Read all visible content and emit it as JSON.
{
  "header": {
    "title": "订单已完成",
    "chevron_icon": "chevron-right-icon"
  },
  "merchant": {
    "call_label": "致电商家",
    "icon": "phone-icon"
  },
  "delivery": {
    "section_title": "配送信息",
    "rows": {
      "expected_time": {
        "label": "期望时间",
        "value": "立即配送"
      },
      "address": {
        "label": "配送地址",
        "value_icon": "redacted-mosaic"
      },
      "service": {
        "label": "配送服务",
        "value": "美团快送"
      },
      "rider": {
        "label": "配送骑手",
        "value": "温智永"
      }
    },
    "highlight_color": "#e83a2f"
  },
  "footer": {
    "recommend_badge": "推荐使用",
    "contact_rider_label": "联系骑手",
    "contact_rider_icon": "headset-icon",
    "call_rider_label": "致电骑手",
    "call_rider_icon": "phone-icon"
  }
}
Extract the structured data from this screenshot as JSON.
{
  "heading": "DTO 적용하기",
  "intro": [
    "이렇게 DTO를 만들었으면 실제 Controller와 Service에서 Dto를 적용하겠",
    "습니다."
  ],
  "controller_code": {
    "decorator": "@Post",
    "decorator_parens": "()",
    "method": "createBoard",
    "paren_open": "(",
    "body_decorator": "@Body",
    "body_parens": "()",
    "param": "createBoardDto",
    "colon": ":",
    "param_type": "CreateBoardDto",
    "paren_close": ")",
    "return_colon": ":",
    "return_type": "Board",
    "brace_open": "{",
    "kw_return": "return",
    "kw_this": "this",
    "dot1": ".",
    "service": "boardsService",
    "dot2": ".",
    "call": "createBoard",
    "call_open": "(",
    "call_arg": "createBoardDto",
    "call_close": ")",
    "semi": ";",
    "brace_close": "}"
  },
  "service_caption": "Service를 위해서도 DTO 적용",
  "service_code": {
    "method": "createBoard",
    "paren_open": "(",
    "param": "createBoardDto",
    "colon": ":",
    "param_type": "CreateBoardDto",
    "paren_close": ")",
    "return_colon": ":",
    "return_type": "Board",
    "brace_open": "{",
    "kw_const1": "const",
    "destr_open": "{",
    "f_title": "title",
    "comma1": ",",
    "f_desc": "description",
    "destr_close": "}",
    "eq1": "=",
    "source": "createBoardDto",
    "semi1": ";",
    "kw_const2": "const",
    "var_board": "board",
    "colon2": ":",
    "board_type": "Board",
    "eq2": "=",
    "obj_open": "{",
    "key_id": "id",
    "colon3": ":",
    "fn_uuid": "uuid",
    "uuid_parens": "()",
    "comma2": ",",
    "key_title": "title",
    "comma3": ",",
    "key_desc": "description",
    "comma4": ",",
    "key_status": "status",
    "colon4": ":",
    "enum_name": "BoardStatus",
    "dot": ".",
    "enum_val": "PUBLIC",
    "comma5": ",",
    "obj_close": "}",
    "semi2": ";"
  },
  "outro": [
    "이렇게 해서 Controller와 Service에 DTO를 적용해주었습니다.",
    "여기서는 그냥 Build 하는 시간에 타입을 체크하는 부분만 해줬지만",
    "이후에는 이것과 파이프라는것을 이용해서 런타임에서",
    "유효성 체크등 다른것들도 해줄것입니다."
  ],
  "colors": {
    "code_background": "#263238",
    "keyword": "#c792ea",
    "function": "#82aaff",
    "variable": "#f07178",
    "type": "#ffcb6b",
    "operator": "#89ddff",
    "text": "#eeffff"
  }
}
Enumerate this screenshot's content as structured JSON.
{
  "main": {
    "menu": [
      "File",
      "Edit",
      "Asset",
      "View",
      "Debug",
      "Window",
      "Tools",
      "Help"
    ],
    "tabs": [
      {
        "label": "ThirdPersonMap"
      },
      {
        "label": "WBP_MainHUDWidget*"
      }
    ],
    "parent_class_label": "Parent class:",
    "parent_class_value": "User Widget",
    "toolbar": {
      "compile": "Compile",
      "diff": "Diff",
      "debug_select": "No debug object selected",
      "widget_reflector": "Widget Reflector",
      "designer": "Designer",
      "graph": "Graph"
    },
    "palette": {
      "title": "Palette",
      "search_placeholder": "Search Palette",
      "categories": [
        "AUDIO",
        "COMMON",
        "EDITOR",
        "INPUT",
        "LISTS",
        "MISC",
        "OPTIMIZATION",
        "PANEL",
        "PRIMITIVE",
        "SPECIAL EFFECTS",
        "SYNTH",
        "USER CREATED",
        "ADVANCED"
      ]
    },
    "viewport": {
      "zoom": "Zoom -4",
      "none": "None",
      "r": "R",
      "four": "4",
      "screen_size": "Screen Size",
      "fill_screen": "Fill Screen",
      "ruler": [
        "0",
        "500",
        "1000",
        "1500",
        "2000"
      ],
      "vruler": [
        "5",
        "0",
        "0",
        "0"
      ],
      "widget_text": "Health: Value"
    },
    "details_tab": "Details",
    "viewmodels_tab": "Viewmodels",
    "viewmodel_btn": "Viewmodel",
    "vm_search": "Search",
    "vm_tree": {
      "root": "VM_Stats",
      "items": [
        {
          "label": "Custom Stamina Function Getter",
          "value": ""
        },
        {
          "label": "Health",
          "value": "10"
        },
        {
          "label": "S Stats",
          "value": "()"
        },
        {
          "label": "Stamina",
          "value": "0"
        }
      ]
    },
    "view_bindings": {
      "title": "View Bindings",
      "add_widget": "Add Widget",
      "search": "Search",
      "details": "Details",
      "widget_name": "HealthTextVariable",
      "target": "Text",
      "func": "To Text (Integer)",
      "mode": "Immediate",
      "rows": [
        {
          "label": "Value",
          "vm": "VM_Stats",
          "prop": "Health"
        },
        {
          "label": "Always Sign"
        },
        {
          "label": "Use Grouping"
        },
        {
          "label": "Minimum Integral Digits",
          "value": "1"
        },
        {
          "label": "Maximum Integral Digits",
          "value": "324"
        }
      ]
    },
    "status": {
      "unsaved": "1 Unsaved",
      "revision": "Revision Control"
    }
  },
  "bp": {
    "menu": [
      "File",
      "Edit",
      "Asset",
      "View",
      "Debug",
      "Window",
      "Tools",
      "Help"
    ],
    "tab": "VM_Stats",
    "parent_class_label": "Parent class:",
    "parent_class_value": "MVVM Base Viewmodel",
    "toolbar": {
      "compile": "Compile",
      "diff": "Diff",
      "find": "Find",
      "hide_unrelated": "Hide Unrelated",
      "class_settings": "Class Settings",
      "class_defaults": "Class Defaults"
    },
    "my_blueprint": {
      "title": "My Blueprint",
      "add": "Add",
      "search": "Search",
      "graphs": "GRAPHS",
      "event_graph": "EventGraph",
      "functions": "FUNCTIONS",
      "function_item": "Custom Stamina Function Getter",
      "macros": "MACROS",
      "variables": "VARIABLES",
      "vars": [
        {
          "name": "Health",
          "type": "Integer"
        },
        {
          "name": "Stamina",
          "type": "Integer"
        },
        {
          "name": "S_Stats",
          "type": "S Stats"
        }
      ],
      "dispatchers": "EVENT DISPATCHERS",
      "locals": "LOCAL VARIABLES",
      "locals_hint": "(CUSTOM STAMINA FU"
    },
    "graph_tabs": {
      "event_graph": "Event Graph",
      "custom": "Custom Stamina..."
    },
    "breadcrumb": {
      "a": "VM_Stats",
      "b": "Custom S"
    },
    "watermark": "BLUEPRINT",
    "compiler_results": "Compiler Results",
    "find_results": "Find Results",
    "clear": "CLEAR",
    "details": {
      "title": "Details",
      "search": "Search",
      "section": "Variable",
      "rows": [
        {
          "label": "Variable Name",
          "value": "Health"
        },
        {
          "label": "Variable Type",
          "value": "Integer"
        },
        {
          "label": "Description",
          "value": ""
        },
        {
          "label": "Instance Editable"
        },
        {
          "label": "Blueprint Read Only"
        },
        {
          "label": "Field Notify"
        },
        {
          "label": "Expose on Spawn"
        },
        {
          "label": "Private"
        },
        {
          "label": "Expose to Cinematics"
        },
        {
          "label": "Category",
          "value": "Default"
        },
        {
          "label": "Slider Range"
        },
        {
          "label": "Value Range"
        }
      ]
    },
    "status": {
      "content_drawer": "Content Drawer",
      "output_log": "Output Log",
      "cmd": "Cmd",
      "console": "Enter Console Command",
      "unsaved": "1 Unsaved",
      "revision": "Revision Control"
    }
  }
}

★ ★ ★

Copy out every line where the word "Expose" occurs.

ANSWER FOR THE TASK =
          "label": "Expose on Spawn"
          "label": "Expose to Cinematics"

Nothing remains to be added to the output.